# Your instructions
In the listing below, identify each line with the word "glyph" and return those lines.

Extracted records
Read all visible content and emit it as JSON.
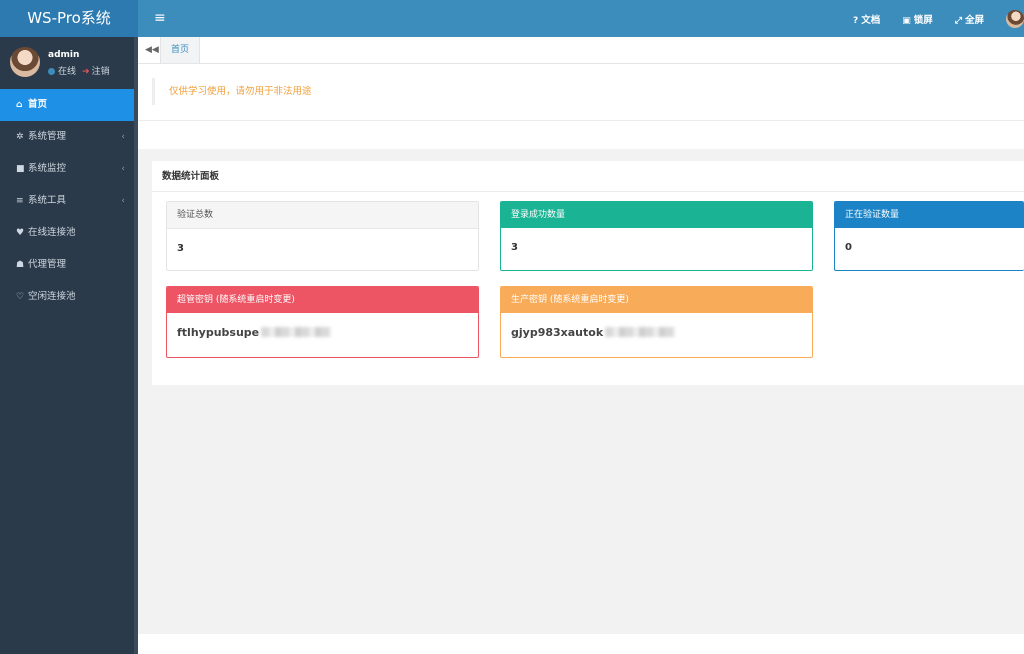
{
  "app": {
    "title": "WS-Pro系统"
  },
  "user": {
    "name": "admin",
    "status": "在线",
    "logout": "注销"
  },
  "sidebar": {
    "items": [
      {
        "label": "首页",
        "icon": "home-icon",
        "glyph": "⌂",
        "active": true,
        "submenu": false
      },
      {
        "label": "系统管理",
        "icon": "gear-icon",
        "glyph": "✲",
        "active": false,
        "submenu": true
      },
      {
        "label": "系统监控",
        "icon": "video-icon",
        "glyph": "■",
        "active": false,
        "submenu": true
      },
      {
        "label": "系统工具",
        "icon": "list-icon",
        "glyph": "≡",
        "active": false,
        "submenu": true
      },
      {
        "label": "在线连接池",
        "icon": "heartbeat-icon",
        "glyph": "♥",
        "active": false,
        "submenu": false
      },
      {
        "label": "代理管理",
        "icon": "users-icon",
        "glyph": "☗",
        "active": false,
        "submenu": false
      },
      {
        "label": "空闲连接池",
        "icon": "heart-outline-icon",
        "glyph": "♡",
        "active": false,
        "submenu": false
      }
    ]
  },
  "topbar": {
    "actions": [
      {
        "label": "文档",
        "icon": "question-icon",
        "glyph": "❓"
      },
      {
        "label": "锁屏",
        "icon": "lock-icon",
        "glyph": "🔒"
      },
      {
        "label": "全屏",
        "icon": "expand-icon",
        "glyph": "⤢"
      }
    ]
  },
  "tabs": {
    "home": "首页"
  },
  "notice": "仅供学习使用，请勿用于非法用途",
  "panel": {
    "title": "数据统计面板",
    "cards": [
      {
        "header": "验证总数",
        "value": "3"
      },
      {
        "header": "登录成功数量",
        "value": "3"
      },
      {
        "header": "正在验证数量",
        "value": "0"
      },
      {
        "header": "超管密钥 (随系统重启时变更)",
        "value": "ftlhypubsupe"
      },
      {
        "header": "生产密钥 (随系统重启时变更)",
        "value": "gjyp983xautok"
      }
    ]
  },
  "colors": {
    "sidebar": "#2b3a4a",
    "topbar": "#3c8dbc",
    "active": "#1e90e6",
    "green": "#1ab394",
    "blue": "#1c84c6",
    "red": "#ed5565",
    "orange": "#f8ac59",
    "notice": "#f0a03c"
  }
}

# Reply
        "glyph": "⌂",
        "glyph": "✲",
        "glyph": "■",
        "glyph": "≡",
        "glyph": "♥",
        "glyph": "☗",
        "glyph": "♡",
        "glyph": "❓"
        "glyph": "🔒"
        "glyph": "⤢"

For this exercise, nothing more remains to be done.